#### WHAT THIS TASK INVOLVES:
Pictures aside, quote the whole listing exactly.

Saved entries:

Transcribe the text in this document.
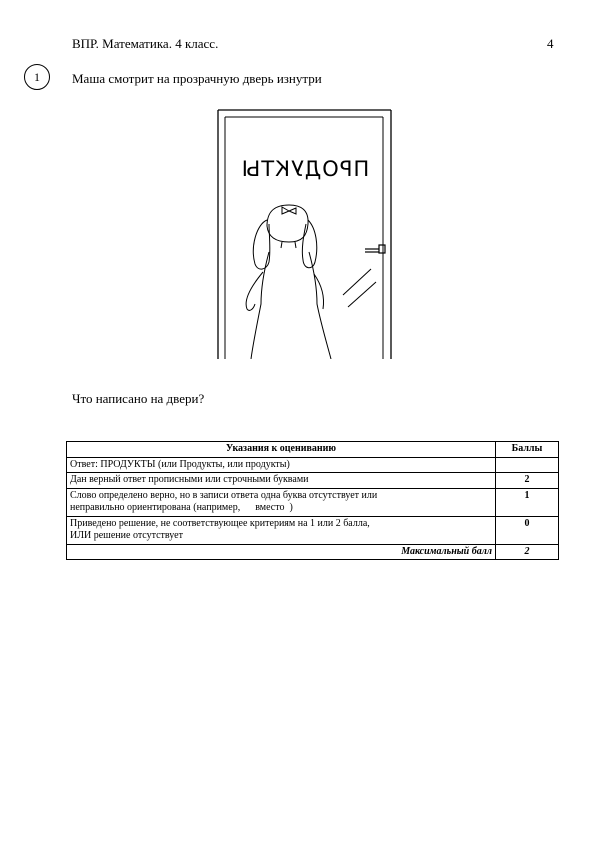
ВПР. Математика. 4 класс.	4
1 Маша смотрит на прозрачную дверь изнутри
ПРОДУКТЫ
Что написано на двери?
Указания к оцениванию	Баллы
Ответ: ПРОДУКТЫ (или Продукты, или продукты)	
Дан верный ответ прописными или строчными буквами	2
Слово определено верно, но в записи ответа одна буква отсутствует или
неправильно ориентирована (например,      вместо  )	1
Приведено решение, не соответствующее критериям на 1 или 2 балла,
ИЛИ решение отсутствует	0
Максимальный балл	2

#### TASK RESULT:
Transcribe the text in this document.
ВПР. Математика. 4 класс.	4
1 Маша смотрит на прозрачную дверь изнутри
ПРОДУКТЫ
Что написано на двери?
Указания к оцениванию	Баллы
Ответ: ПРОДУКТЫ (или Продукты, или продукты)	
Дан верный ответ прописными или строчными буквами	2
Слово определено верно, но в записи ответа одна буква отсутствует или
неправильно ориентирована (например,      вместо  )	1
Приведено решение, не соответствующее критериям на 1 или 2 балла,
ИЛИ решение отсутствует	0
Максимальный балл	2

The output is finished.